_JOB_
Without omitting anything, return the records precisely as given.

_GIVEN INFORMATION_
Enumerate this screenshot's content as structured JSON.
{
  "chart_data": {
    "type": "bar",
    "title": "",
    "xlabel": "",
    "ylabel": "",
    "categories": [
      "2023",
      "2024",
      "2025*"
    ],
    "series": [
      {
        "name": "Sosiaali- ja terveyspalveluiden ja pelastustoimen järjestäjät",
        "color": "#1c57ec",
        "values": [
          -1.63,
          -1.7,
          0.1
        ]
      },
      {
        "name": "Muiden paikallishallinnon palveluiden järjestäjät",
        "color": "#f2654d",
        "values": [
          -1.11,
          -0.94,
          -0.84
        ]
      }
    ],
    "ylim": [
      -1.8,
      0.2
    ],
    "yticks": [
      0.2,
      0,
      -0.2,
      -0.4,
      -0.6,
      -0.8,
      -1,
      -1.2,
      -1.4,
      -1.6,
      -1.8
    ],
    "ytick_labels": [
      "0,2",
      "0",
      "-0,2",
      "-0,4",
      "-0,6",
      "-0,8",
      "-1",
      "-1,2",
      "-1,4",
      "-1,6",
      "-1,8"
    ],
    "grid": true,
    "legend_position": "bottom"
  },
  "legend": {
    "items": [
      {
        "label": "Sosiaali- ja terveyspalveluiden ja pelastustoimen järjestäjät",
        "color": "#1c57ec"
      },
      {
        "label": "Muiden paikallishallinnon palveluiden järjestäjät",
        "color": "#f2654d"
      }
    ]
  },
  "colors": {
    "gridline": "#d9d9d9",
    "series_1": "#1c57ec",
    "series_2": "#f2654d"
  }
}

_THE REPLY_
Enumerate this screenshot's content as structured JSON.
{
  "chart_data": {
    "type": "bar",
    "title": "",
    "xlabel": "",
    "ylabel": "",
    "categories": [
      "2023",
      "2024",
      "2025*"
    ],
    "series": [
      {
        "name": "Sosiaali- ja terveyspalveluiden ja pelastustoimen järjestäjät",
        "color": "#1c57ec",
        "values": [
          -1.63,
          -1.7,
          0.1
        ]
      },
      {
        "name": "Muiden paikallishallinnon palveluiden järjestäjät",
        "color": "#f2654d",
        "values": [
          -1.11,
          -0.94,
          -0.84
        ]
      }
    ],
    "ylim": [
      -1.8,
      0.2
    ],
    "yticks": [
      0.2,
      0,
      -0.2,
      -0.4,
      -0.6,
      -0.8,
      -1,
      -1.2,
      -1.4,
      -1.6,
      -1.8
    ],
    "ytick_labels": [
      "0,2",
      "0",
      "-0,2",
      "-0,4",
      "-0,6",
      "-0,8",
      "-1",
      "-1,2",
      "-1,4",
      "-1,6",
      "-1,8"
    ],
    "grid": true,
    "legend_position": "bottom"
  },
  "legend": {
    "items": [
      {
        "label": "Sosiaali- ja terveyspalveluiden ja pelastustoimen järjestäjät",
        "color": "#1c57ec"
      },
      {
        "label": "Muiden paikallishallinnon palveluiden järjestäjät",
        "color": "#f2654d"
      }
    ]
  },
  "colors": {
    "gridline": "#d9d9d9",
    "series_1": "#1c57ec",
    "series_2": "#f2654d"
  }
}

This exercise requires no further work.